# Your objective
Gather all lines in the data that hold the string "author".

# Dataset records
____________

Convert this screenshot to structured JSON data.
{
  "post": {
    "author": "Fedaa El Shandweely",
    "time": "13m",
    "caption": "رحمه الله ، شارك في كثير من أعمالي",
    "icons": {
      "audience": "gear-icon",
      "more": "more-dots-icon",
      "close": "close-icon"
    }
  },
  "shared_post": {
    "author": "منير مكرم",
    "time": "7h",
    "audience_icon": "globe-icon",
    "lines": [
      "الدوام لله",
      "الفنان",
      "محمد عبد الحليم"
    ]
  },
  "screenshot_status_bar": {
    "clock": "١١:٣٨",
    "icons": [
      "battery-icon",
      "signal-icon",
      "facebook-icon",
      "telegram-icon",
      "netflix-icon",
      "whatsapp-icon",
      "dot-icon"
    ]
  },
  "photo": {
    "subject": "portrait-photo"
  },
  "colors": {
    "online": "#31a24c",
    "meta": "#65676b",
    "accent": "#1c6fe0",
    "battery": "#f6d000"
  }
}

____________

# Full solution
    "author": "Fedaa El Shandweely",
    "author": "منير مكرم",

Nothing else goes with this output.